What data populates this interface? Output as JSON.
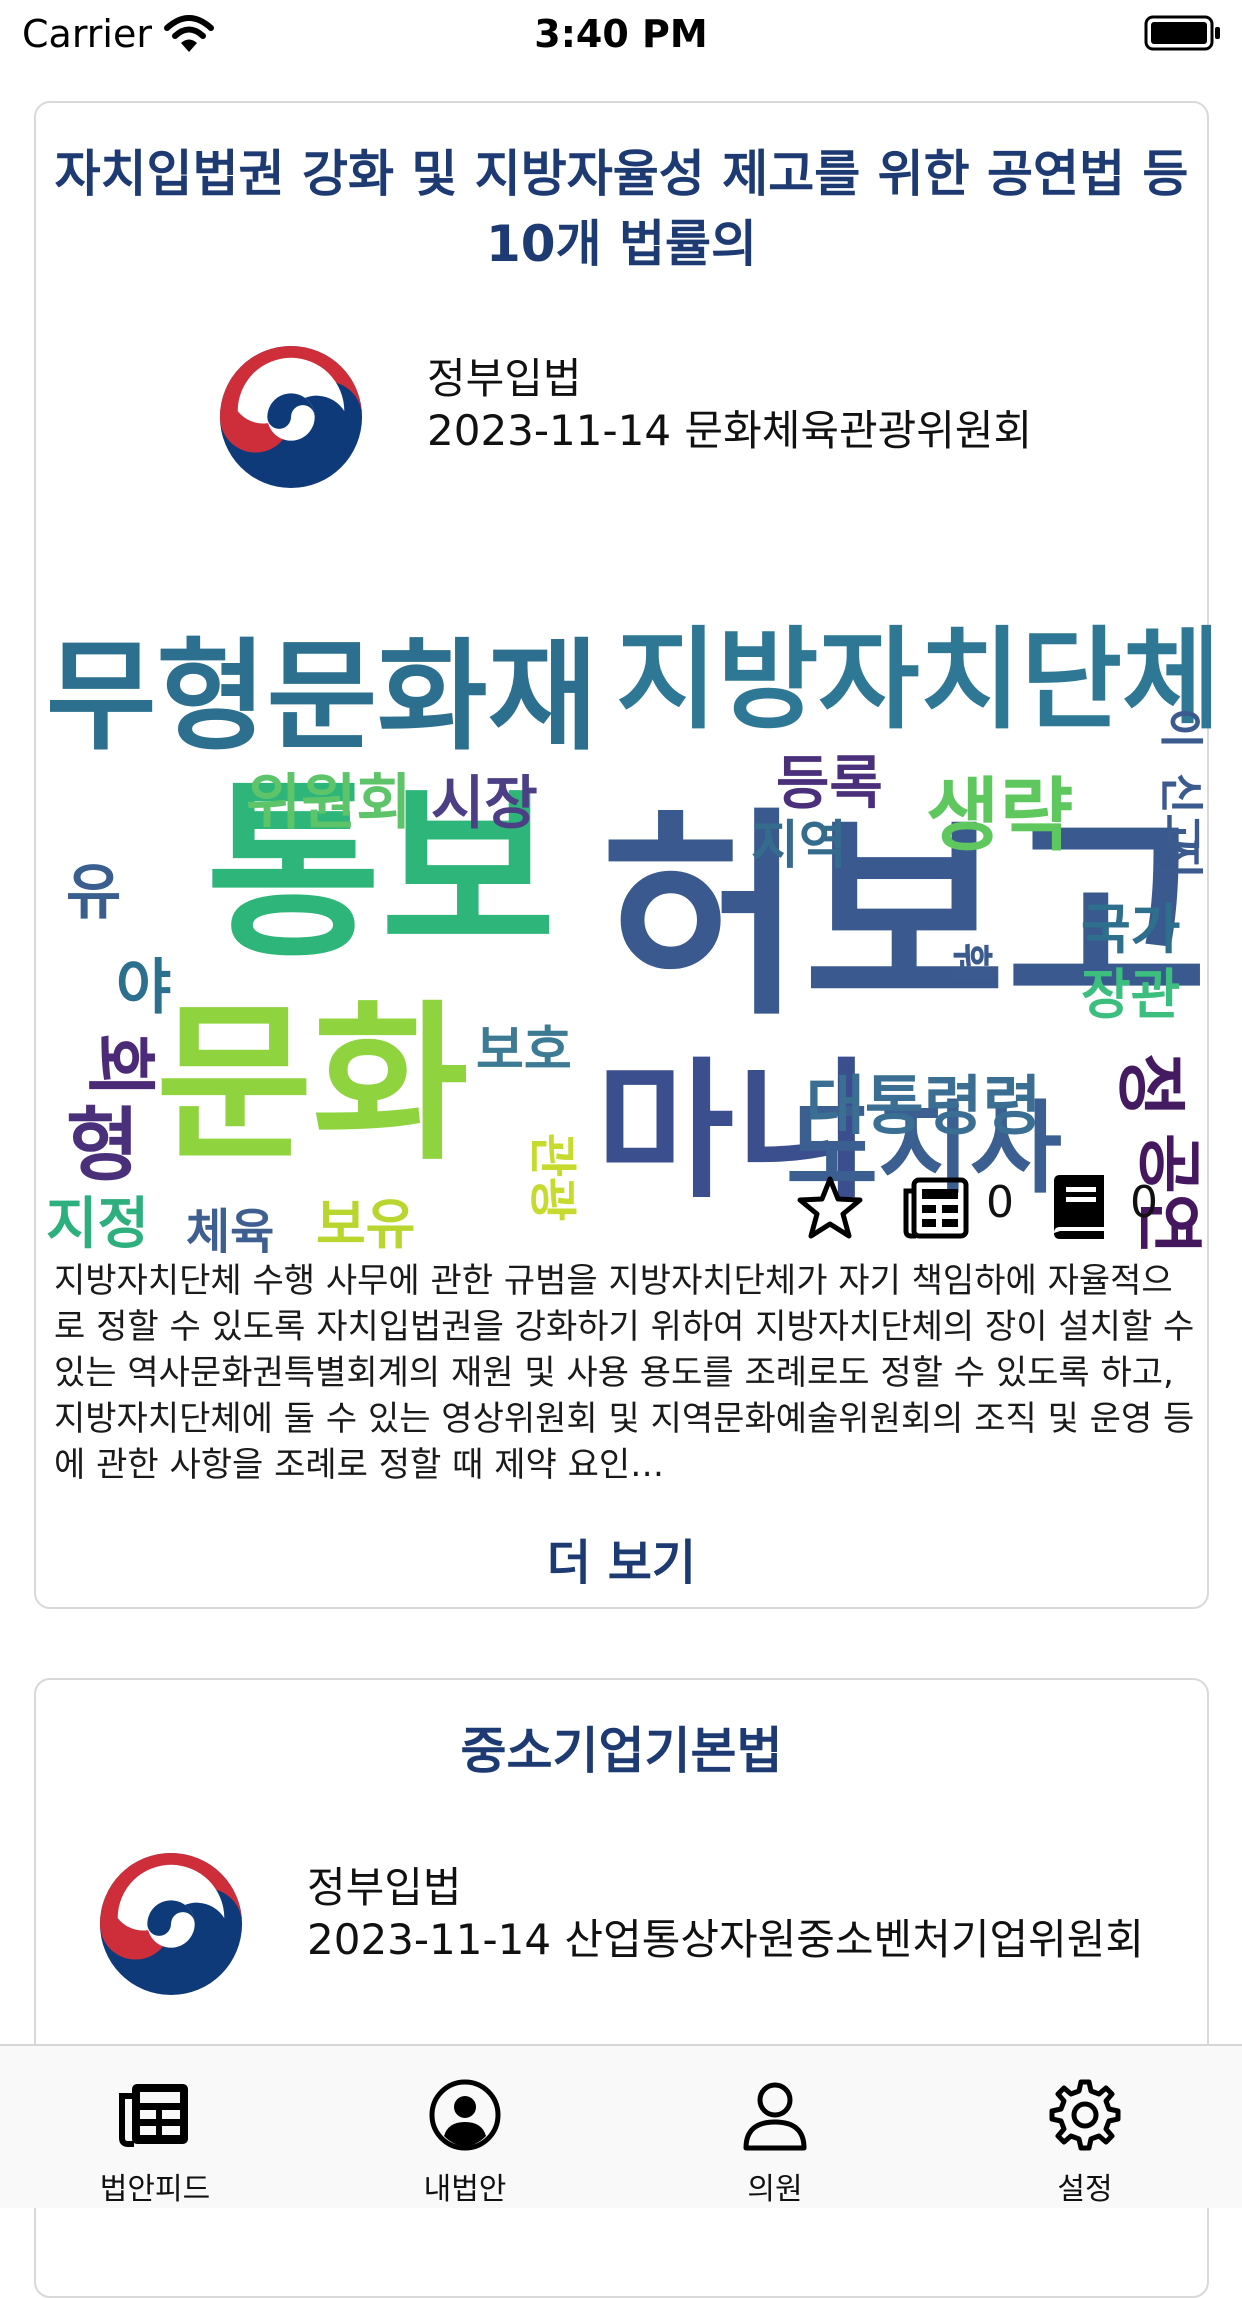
{
  "status_bar": {
    "carrier": "Carrier",
    "time": "3:40 PM",
    "icons": [
      "wifi-icon",
      "battery-icon"
    ]
  },
  "feed": [
    {
      "title": "자치입법권 강화 및 지방자율성 제고를 위한 공연법 등 10개 법률의",
      "proposer": "정부입법",
      "date_committee": "2023-11-14 문화체육관광위원회",
      "wordcloud_words": [
        "무형문화재",
        "지방자치단체",
        "통보",
        "허보고",
        "문화",
        "마니",
        "도지사",
        "위원회",
        "시장",
        "등록",
        "생략",
        "지역",
        "국가",
        "장관",
        "대통령령",
        "보호",
        "관광",
        "지정",
        "체육",
        "보유",
        "유",
        "형",
        "정",
        "공연",
        "회",
        "신고",
        "야",
        "이",
        "지",
        "훼"
      ],
      "counts": {
        "news": "0",
        "docs": "0"
      },
      "summary": "지방자치단체 수행 사무에 관한 규범을 지방자치단체가 자기 책임하에 자율적으로 정할 수 있도록 자치입법권을 강화하기 위하여 지방자치단체의 장이 설치할 수 있는 역사문화권특별회계의 재원 및 사용 용도를 조례로도 정할 수 있도록 하고, 지방자치단체에 둘 수 있는 영상위원회 및 지역문화예술위원회의 조직 및 운영 등에 관한 사항을 조례로 정할 때 제약 요인…",
      "more_label": "더 보기"
    },
    {
      "title": "중소기업기본법",
      "proposer": "정부입법",
      "date_committee": "2023-11-14 산업통상자원중소벤처기업위원회"
    }
  ],
  "tabs": [
    {
      "label": "법안피드",
      "icon": "newspaper-icon",
      "active": true
    },
    {
      "label": "내법안",
      "icon": "user-circle-icon",
      "active": false
    },
    {
      "label": "의원",
      "icon": "person-icon",
      "active": false
    },
    {
      "label": "설정",
      "icon": "gear-icon",
      "active": false
    }
  ],
  "colors": {
    "title": "#1e3a72",
    "emblem_red": "#cd2e3a",
    "emblem_blue": "#0f3a7a"
  }
}
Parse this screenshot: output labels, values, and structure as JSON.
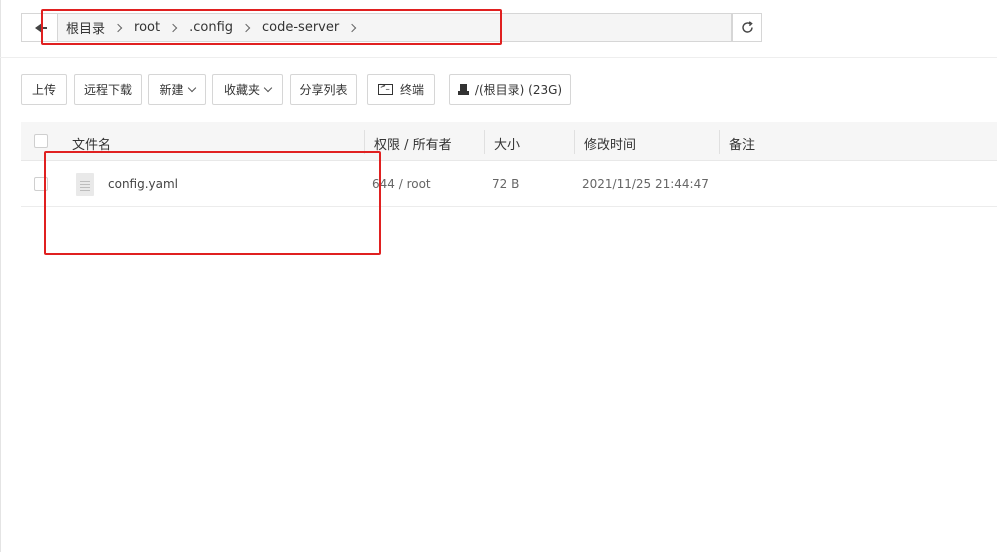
{
  "breadcrumb": {
    "items": [
      "根目录",
      "root",
      ".config",
      "code-server"
    ]
  },
  "toolbar": {
    "upload": "上传",
    "remote_download": "远程下载",
    "new": "新建",
    "favorites": "收藏夹",
    "share_list": "分享列表",
    "terminal": "终端",
    "disk": "/(根目录) (23G)"
  },
  "table": {
    "headers": {
      "name": "文件名",
      "permission": "权限 / 所有者",
      "size": "大小",
      "modified": "修改时间",
      "note": "备注"
    },
    "rows": [
      {
        "name": "config.yaml",
        "permission": "644 / root",
        "size": "72 B",
        "modified": "2021/11/25 21:44:47",
        "note": ""
      }
    ]
  },
  "colors": {
    "annotation": "#e02020",
    "header_bg": "#f6f6f6",
    "border": "#d6d6d6"
  }
}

^^^^^^^^^^^^^^^^

(Written request):
From the material above, copy each line that includes the word "title".

(Exercise answer):
      "title": "자치입법권 강화 및 지방자율성 제고를 위한 공연법 등 10개 법률의",
      "title": "중소기업기본법",
    "title": "#1e3a72",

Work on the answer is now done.